* Begin RECORDS PROVIDED *

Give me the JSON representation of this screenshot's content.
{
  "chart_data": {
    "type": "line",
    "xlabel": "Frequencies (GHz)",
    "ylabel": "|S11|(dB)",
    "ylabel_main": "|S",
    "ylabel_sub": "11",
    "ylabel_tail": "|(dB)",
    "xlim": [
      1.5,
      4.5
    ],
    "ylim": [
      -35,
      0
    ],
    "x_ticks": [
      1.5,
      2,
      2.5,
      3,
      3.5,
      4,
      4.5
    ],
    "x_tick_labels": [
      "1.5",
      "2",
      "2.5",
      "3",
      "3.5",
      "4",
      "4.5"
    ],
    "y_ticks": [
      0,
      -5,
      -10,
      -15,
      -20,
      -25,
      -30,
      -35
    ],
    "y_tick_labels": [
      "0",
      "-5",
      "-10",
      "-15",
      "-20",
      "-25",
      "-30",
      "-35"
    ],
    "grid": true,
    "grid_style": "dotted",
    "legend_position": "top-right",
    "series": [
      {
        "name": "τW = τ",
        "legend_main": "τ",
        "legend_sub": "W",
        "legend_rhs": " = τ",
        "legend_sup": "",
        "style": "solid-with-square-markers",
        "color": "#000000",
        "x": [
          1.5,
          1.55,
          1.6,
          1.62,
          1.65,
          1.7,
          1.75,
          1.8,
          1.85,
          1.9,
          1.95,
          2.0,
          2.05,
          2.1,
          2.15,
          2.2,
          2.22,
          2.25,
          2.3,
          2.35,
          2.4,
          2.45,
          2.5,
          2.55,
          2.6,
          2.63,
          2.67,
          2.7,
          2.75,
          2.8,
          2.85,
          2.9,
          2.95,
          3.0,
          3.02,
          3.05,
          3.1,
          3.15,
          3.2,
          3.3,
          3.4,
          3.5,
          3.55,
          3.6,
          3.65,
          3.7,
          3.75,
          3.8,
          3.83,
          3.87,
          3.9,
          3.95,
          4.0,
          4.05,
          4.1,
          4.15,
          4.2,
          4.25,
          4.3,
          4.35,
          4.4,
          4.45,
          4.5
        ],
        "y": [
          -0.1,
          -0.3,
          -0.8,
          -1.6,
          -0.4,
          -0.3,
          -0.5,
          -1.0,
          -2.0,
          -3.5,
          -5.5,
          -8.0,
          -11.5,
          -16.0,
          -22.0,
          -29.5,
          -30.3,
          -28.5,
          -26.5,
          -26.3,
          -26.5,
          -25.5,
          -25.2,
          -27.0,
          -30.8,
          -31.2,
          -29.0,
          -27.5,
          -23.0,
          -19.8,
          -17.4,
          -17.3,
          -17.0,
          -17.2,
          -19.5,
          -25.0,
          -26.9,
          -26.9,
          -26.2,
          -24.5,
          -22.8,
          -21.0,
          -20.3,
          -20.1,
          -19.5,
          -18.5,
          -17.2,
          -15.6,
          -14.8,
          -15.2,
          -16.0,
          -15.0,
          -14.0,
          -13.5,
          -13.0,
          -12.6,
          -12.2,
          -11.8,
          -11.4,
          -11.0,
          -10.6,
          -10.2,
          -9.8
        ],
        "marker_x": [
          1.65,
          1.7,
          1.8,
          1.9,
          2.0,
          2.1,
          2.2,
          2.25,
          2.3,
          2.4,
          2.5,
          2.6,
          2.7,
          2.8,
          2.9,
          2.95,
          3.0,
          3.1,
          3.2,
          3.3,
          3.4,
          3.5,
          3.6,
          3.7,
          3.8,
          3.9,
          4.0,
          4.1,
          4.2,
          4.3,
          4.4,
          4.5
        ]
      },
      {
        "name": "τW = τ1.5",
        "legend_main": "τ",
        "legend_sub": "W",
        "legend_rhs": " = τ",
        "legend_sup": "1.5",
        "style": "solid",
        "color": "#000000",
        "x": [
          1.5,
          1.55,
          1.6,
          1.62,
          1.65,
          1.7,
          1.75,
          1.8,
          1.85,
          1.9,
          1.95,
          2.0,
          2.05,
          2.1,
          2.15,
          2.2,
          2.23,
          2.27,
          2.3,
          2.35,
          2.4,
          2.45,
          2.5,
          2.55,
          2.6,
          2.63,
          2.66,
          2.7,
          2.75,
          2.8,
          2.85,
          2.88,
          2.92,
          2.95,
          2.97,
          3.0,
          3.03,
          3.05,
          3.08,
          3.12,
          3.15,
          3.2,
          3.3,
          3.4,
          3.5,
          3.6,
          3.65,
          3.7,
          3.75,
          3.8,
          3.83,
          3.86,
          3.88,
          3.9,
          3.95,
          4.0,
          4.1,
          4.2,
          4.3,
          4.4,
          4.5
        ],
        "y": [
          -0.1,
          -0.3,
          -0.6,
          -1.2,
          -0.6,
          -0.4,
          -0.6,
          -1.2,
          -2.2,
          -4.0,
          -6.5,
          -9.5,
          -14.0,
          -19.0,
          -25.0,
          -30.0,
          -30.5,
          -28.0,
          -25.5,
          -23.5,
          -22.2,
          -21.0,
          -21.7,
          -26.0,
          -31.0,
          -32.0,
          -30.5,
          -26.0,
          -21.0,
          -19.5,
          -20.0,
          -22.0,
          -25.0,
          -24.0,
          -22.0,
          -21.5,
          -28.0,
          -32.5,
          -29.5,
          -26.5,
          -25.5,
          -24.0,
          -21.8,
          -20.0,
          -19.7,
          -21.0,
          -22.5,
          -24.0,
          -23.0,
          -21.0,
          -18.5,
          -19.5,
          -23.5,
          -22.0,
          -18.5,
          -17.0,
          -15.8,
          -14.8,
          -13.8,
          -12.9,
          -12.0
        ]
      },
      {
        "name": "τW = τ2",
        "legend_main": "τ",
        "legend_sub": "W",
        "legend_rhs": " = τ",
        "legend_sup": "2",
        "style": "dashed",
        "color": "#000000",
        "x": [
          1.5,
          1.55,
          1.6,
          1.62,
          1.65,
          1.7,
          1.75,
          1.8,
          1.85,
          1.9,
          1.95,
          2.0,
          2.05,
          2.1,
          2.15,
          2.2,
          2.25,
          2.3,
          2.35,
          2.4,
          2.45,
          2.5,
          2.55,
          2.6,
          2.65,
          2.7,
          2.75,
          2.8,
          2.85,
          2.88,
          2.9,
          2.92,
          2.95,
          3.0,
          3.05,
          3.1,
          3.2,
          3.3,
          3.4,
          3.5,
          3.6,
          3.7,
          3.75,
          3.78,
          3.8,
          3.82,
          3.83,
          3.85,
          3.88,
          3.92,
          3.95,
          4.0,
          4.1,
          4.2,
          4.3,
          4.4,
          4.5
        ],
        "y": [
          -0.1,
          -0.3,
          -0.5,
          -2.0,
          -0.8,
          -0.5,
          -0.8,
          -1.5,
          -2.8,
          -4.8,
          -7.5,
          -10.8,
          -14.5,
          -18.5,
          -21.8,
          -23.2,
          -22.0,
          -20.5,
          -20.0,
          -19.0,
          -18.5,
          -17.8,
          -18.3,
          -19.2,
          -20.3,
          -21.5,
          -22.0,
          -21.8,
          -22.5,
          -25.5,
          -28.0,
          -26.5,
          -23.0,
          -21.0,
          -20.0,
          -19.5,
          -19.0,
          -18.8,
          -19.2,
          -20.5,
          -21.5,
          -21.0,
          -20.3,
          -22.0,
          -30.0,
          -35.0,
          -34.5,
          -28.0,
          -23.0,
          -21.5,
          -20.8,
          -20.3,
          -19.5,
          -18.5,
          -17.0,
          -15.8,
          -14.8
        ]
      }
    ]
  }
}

* End RECORDS PROVIDED *

Restate each record word for word.

Give me the JSON representation of this screenshot's content.
{
  "chart_data": {
    "type": "line",
    "xlabel": "Frequencies (GHz)",
    "ylabel": "|S11|(dB)",
    "ylabel_main": "|S",
    "ylabel_sub": "11",
    "ylabel_tail": "|(dB)",
    "xlim": [
      1.5,
      4.5
    ],
    "ylim": [
      -35,
      0
    ],
    "x_ticks": [
      1.5,
      2,
      2.5,
      3,
      3.5,
      4,
      4.5
    ],
    "x_tick_labels": [
      "1.5",
      "2",
      "2.5",
      "3",
      "3.5",
      "4",
      "4.5"
    ],
    "y_ticks": [
      0,
      -5,
      -10,
      -15,
      -20,
      -25,
      -30,
      -35
    ],
    "y_tick_labels": [
      "0",
      "-5",
      "-10",
      "-15",
      "-20",
      "-25",
      "-30",
      "-35"
    ],
    "grid": true,
    "grid_style": "dotted",
    "legend_position": "top-right",
    "series": [
      {
        "name": "τW = τ",
        "legend_main": "τ",
        "legend_sub": "W",
        "legend_rhs": " = τ",
        "legend_sup": "",
        "style": "solid-with-square-markers",
        "color": "#000000",
        "x": [
          1.5,
          1.55,
          1.6,
          1.62,
          1.65,
          1.7,
          1.75,
          1.8,
          1.85,
          1.9,
          1.95,
          2.0,
          2.05,
          2.1,
          2.15,
          2.2,
          2.22,
          2.25,
          2.3,
          2.35,
          2.4,
          2.45,
          2.5,
          2.55,
          2.6,
          2.63,
          2.67,
          2.7,
          2.75,
          2.8,
          2.85,
          2.9,
          2.95,
          3.0,
          3.02,
          3.05,
          3.1,
          3.15,
          3.2,
          3.3,
          3.4,
          3.5,
          3.55,
          3.6,
          3.65,
          3.7,
          3.75,
          3.8,
          3.83,
          3.87,
          3.9,
          3.95,
          4.0,
          4.05,
          4.1,
          4.15,
          4.2,
          4.25,
          4.3,
          4.35,
          4.4,
          4.45,
          4.5
        ],
        "y": [
          -0.1,
          -0.3,
          -0.8,
          -1.6,
          -0.4,
          -0.3,
          -0.5,
          -1.0,
          -2.0,
          -3.5,
          -5.5,
          -8.0,
          -11.5,
          -16.0,
          -22.0,
          -29.5,
          -30.3,
          -28.5,
          -26.5,
          -26.3,
          -26.5,
          -25.5,
          -25.2,
          -27.0,
          -30.8,
          -31.2,
          -29.0,
          -27.5,
          -23.0,
          -19.8,
          -17.4,
          -17.3,
          -17.0,
          -17.2,
          -19.5,
          -25.0,
          -26.9,
          -26.9,
          -26.2,
          -24.5,
          -22.8,
          -21.0,
          -20.3,
          -20.1,
          -19.5,
          -18.5,
          -17.2,
          -15.6,
          -14.8,
          -15.2,
          -16.0,
          -15.0,
          -14.0,
          -13.5,
          -13.0,
          -12.6,
          -12.2,
          -11.8,
          -11.4,
          -11.0,
          -10.6,
          -10.2,
          -9.8
        ],
        "marker_x": [
          1.65,
          1.7,
          1.8,
          1.9,
          2.0,
          2.1,
          2.2,
          2.25,
          2.3,
          2.4,
          2.5,
          2.6,
          2.7,
          2.8,
          2.9,
          2.95,
          3.0,
          3.1,
          3.2,
          3.3,
          3.4,
          3.5,
          3.6,
          3.7,
          3.8,
          3.9,
          4.0,
          4.1,
          4.2,
          4.3,
          4.4,
          4.5
        ]
      },
      {
        "name": "τW = τ1.5",
        "legend_main": "τ",
        "legend_sub": "W",
        "legend_rhs": " = τ",
        "legend_sup": "1.5",
        "style": "solid",
        "color": "#000000",
        "x": [
          1.5,
          1.55,
          1.6,
          1.62,
          1.65,
          1.7,
          1.75,
          1.8,
          1.85,
          1.9,
          1.95,
          2.0,
          2.05,
          2.1,
          2.15,
          2.2,
          2.23,
          2.27,
          2.3,
          2.35,
          2.4,
          2.45,
          2.5,
          2.55,
          2.6,
          2.63,
          2.66,
          2.7,
          2.75,
          2.8,
          2.85,
          2.88,
          2.92,
          2.95,
          2.97,
          3.0,
          3.03,
          3.05,
          3.08,
          3.12,
          3.15,
          3.2,
          3.3,
          3.4,
          3.5,
          3.6,
          3.65,
          3.7,
          3.75,
          3.8,
          3.83,
          3.86,
          3.88,
          3.9,
          3.95,
          4.0,
          4.1,
          4.2,
          4.3,
          4.4,
          4.5
        ],
        "y": [
          -0.1,
          -0.3,
          -0.6,
          -1.2,
          -0.6,
          -0.4,
          -0.6,
          -1.2,
          -2.2,
          -4.0,
          -6.5,
          -9.5,
          -14.0,
          -19.0,
          -25.0,
          -30.0,
          -30.5,
          -28.0,
          -25.5,
          -23.5,
          -22.2,
          -21.0,
          -21.7,
          -26.0,
          -31.0,
          -32.0,
          -30.5,
          -26.0,
          -21.0,
          -19.5,
          -20.0,
          -22.0,
          -25.0,
          -24.0,
          -22.0,
          -21.5,
          -28.0,
          -32.5,
          -29.5,
          -26.5,
          -25.5,
          -24.0,
          -21.8,
          -20.0,
          -19.7,
          -21.0,
          -22.5,
          -24.0,
          -23.0,
          -21.0,
          -18.5,
          -19.5,
          -23.5,
          -22.0,
          -18.5,
          -17.0,
          -15.8,
          -14.8,
          -13.8,
          -12.9,
          -12.0
        ]
      },
      {
        "name": "τW = τ2",
        "legend_main": "τ",
        "legend_sub": "W",
        "legend_rhs": " = τ",
        "legend_sup": "2",
        "style": "dashed",
        "color": "#000000",
        "x": [
          1.5,
          1.55,
          1.6,
          1.62,
          1.65,
          1.7,
          1.75,
          1.8,
          1.85,
          1.9,
          1.95,
          2.0,
          2.05,
          2.1,
          2.15,
          2.2,
          2.25,
          2.3,
          2.35,
          2.4,
          2.45,
          2.5,
          2.55,
          2.6,
          2.65,
          2.7,
          2.75,
          2.8,
          2.85,
          2.88,
          2.9,
          2.92,
          2.95,
          3.0,
          3.05,
          3.1,
          3.2,
          3.3,
          3.4,
          3.5,
          3.6,
          3.7,
          3.75,
          3.78,
          3.8,
          3.82,
          3.83,
          3.85,
          3.88,
          3.92,
          3.95,
          4.0,
          4.1,
          4.2,
          4.3,
          4.4,
          4.5
        ],
        "y": [
          -0.1,
          -0.3,
          -0.5,
          -2.0,
          -0.8,
          -0.5,
          -0.8,
          -1.5,
          -2.8,
          -4.8,
          -7.5,
          -10.8,
          -14.5,
          -18.5,
          -21.8,
          -23.2,
          -22.0,
          -20.5,
          -20.0,
          -19.0,
          -18.5,
          -17.8,
          -18.3,
          -19.2,
          -20.3,
          -21.5,
          -22.0,
          -21.8,
          -22.5,
          -25.5,
          -28.0,
          -26.5,
          -23.0,
          -21.0,
          -20.0,
          -19.5,
          -19.0,
          -18.8,
          -19.2,
          -20.5,
          -21.5,
          -21.0,
          -20.3,
          -22.0,
          -30.0,
          -35.0,
          -34.5,
          -28.0,
          -23.0,
          -21.5,
          -20.8,
          -20.3,
          -19.5,
          -18.5,
          -17.0,
          -15.8,
          -14.8
        ]
      }
    ]
  }
}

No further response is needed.